* _TASK GOAL_:
Select every line containing the word "this" from the material, and copy those lines.

* _EXERCISE MATERIALS_:
+--

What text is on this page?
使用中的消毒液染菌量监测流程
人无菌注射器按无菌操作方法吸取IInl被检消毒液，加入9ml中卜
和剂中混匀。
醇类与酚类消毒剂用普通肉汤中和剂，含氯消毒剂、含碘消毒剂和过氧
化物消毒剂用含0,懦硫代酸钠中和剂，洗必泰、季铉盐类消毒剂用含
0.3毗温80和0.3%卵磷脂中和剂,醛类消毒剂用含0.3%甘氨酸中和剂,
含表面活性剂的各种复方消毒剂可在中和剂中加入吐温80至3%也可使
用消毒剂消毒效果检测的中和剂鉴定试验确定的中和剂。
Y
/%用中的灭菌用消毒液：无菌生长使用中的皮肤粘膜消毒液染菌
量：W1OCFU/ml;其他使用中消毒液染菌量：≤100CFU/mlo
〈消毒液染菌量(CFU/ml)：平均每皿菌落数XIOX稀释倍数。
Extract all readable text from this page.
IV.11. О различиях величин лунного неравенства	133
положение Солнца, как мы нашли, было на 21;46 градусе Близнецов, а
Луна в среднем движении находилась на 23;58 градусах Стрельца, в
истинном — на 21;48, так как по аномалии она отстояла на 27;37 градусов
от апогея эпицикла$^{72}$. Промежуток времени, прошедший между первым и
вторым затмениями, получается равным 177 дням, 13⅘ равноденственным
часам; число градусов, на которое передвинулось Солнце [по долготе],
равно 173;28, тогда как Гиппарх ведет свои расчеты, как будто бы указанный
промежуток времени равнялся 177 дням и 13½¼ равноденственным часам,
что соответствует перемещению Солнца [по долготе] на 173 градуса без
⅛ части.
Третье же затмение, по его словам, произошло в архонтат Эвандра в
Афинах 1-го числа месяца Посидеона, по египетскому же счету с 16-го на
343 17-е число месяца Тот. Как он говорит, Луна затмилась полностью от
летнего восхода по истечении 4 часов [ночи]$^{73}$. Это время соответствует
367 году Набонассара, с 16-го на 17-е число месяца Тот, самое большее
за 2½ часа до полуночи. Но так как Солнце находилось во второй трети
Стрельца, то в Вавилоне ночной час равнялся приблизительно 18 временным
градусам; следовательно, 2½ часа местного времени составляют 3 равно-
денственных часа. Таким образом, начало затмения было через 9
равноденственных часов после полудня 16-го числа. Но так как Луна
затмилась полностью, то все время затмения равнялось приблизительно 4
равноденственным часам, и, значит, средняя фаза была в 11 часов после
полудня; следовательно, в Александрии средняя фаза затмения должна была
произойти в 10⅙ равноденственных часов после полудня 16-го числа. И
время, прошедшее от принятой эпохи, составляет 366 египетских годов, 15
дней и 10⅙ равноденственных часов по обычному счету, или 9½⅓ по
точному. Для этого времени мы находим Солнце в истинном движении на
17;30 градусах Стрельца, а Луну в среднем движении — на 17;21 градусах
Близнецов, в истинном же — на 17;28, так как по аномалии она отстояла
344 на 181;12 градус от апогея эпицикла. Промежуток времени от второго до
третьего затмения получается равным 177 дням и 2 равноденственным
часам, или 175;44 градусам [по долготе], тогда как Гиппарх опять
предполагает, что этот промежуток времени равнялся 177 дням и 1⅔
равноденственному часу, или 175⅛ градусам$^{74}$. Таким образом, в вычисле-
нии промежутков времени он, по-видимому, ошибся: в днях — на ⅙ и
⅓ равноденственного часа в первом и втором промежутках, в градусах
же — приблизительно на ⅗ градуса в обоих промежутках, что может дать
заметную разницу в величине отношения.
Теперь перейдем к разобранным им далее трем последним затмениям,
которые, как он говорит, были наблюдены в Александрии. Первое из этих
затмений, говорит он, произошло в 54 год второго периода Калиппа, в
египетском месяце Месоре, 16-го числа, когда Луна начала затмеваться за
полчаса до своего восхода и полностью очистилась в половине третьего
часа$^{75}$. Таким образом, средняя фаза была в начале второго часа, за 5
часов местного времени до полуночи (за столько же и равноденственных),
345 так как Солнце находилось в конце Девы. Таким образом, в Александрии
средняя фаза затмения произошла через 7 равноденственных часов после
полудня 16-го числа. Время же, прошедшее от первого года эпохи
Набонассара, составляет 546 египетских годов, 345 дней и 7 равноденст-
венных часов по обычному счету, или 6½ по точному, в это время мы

+--

* _FINAL RESULT_:
What text is on this page?
Extract all readable text from this page.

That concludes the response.